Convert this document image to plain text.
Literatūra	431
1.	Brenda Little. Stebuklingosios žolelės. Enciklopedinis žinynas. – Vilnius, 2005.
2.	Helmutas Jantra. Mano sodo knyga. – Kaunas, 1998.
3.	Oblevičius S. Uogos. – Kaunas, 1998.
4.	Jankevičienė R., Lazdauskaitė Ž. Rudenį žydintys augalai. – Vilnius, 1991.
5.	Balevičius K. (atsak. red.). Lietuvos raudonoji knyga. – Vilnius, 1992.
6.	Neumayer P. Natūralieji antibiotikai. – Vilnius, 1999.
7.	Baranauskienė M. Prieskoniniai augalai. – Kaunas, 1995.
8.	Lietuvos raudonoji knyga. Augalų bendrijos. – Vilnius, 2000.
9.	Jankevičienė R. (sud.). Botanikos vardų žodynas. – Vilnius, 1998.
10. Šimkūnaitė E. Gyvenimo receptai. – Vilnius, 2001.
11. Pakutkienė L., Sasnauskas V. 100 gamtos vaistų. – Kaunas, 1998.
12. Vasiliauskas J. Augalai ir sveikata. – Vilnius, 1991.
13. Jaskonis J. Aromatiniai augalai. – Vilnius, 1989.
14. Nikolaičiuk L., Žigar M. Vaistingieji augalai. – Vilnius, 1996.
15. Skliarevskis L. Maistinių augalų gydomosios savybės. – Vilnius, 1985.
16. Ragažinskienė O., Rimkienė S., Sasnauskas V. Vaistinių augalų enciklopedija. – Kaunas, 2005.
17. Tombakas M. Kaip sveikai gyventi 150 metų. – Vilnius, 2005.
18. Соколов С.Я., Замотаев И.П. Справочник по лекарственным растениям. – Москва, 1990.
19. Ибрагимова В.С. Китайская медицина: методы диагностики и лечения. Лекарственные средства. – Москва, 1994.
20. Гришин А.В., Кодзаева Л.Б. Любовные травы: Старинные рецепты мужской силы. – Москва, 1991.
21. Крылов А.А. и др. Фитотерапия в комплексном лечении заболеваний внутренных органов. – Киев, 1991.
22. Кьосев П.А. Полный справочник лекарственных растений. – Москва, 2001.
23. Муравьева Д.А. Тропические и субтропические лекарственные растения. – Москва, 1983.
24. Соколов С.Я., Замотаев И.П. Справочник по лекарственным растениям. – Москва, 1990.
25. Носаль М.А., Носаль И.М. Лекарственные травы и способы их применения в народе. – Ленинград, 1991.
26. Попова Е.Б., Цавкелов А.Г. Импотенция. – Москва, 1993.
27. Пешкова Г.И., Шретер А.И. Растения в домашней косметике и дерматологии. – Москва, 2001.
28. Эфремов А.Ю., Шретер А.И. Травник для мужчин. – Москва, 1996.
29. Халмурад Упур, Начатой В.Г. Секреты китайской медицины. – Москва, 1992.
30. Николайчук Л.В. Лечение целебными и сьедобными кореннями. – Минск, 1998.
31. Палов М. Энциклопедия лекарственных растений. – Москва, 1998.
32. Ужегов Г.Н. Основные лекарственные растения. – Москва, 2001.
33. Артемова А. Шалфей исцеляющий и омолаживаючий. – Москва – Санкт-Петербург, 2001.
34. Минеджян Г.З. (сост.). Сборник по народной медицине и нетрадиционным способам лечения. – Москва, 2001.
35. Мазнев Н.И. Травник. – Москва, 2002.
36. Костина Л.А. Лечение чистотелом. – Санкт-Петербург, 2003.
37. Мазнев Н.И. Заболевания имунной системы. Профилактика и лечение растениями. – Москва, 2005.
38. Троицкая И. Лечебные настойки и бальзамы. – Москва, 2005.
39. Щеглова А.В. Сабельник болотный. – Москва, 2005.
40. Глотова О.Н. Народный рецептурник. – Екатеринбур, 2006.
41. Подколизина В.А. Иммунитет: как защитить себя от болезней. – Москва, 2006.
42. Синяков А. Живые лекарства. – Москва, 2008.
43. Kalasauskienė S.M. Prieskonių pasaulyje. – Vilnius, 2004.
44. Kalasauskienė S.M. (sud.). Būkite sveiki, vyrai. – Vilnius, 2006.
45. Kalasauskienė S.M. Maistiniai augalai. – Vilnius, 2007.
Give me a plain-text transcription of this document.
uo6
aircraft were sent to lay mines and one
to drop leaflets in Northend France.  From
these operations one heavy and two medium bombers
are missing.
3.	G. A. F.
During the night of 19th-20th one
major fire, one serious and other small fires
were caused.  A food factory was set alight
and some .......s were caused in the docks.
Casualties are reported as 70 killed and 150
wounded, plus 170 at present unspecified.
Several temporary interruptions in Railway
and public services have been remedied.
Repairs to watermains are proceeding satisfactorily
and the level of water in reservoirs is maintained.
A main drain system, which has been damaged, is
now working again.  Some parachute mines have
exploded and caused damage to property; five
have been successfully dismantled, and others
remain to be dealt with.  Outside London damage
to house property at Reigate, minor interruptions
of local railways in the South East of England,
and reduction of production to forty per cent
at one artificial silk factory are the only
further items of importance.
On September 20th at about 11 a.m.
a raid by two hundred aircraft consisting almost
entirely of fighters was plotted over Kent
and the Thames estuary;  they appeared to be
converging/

_Aim of the task_
In the entries above, find each line with the word "Sasnauskas" and show it.

_Exercise output_
11. Pakutkienė L., Sasnauskas V. 100 gamtos vaistų. – Kaunas, 1998.
16. Ragažinskienė O., Rimkienė S., Sasnauskas V. Vaistinių augalų enciklopedija. – Kaunas, 2005.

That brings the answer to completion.